**WHAT YOU NEED TO DO:** Filter for the word "персоналом" and keep each matching line.

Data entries
═══

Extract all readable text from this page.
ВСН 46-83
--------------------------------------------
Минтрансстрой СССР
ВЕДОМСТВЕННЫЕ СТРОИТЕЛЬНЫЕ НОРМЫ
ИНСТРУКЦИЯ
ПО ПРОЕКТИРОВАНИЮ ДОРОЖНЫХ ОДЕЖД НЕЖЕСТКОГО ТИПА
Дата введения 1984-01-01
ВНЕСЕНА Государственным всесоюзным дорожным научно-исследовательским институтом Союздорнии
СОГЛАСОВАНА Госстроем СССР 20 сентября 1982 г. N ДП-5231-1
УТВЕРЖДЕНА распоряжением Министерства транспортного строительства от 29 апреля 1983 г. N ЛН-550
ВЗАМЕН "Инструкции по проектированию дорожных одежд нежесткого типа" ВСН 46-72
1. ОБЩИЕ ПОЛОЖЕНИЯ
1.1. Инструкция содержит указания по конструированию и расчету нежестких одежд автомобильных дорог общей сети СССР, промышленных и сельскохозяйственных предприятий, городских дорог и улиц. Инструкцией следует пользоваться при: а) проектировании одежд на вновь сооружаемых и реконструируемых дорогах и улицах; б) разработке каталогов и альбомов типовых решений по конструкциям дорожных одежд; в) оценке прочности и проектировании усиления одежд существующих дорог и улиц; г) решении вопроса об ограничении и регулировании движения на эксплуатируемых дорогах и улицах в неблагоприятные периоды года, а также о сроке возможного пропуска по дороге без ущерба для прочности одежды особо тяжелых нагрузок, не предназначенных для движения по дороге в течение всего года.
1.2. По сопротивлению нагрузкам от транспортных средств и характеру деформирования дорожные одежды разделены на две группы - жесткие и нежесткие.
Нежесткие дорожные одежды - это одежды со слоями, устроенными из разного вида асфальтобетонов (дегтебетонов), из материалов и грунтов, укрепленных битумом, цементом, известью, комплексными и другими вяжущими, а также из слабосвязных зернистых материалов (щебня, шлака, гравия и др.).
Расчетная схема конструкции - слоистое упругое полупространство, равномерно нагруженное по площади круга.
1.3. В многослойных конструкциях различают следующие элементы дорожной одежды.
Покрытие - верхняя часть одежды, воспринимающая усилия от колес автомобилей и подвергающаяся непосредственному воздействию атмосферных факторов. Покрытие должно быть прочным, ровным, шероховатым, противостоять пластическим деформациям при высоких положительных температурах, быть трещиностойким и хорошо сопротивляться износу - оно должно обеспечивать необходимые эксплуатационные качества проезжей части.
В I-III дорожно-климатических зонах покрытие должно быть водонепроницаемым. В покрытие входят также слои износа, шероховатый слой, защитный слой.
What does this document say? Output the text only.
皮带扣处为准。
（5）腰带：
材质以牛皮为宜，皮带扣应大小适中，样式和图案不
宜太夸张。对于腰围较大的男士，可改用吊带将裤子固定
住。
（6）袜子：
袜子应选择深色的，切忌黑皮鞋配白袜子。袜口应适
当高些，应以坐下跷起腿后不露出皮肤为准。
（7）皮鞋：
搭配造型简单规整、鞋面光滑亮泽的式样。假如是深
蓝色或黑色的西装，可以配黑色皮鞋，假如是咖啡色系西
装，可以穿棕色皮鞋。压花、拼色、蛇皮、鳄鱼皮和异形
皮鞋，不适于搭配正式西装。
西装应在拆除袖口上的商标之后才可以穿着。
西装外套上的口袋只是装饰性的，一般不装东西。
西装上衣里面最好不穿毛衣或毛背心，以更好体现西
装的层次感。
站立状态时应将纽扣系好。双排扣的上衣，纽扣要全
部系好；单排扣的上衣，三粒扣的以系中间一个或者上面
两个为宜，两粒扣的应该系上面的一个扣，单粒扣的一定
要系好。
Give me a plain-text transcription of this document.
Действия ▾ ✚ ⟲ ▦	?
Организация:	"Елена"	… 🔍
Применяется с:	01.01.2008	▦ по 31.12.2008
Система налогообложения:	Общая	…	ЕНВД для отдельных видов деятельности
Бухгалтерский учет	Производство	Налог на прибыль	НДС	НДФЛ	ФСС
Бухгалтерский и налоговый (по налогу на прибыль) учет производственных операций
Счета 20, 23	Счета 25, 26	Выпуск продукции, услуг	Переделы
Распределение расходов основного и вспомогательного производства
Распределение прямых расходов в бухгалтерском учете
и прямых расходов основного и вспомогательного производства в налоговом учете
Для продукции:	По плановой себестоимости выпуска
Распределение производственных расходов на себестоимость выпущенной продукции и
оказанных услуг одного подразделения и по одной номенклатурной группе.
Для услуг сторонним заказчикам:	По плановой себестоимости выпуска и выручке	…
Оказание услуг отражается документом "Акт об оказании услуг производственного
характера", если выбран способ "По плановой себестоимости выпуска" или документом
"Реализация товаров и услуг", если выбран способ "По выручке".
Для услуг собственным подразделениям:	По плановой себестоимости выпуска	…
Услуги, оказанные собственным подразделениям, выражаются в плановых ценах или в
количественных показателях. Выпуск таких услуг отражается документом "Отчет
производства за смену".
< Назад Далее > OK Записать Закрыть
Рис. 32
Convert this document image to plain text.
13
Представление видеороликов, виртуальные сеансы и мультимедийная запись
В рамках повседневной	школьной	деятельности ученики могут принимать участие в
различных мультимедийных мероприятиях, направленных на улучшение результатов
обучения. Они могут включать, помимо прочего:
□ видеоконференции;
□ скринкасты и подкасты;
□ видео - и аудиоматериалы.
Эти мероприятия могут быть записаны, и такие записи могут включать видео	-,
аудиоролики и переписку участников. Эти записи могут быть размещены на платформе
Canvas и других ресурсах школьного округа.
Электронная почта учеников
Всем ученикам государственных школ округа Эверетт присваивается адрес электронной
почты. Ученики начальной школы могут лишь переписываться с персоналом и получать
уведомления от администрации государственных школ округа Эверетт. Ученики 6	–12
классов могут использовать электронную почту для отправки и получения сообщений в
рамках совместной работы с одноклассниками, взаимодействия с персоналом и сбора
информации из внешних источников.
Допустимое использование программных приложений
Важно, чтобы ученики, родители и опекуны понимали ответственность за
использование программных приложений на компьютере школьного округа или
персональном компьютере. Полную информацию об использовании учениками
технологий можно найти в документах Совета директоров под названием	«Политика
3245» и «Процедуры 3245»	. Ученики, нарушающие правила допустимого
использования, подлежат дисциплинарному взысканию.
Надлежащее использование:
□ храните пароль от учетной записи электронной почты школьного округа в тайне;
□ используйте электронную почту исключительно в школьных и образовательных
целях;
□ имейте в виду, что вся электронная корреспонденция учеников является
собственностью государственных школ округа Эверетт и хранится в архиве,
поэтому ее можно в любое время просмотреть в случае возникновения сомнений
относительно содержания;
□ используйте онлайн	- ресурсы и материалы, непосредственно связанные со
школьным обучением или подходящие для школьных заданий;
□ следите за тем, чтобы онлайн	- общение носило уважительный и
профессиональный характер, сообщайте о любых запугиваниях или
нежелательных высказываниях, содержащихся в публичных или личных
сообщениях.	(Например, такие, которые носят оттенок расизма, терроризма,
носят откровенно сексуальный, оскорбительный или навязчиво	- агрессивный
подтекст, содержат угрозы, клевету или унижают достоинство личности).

═══

**TASK SOLUTION:**
почты. Ученики начальной школы могут лишь переписываться с персоналом и получать
рамках совместной работы с одноклассниками, взаимодействия с персоналом и сбора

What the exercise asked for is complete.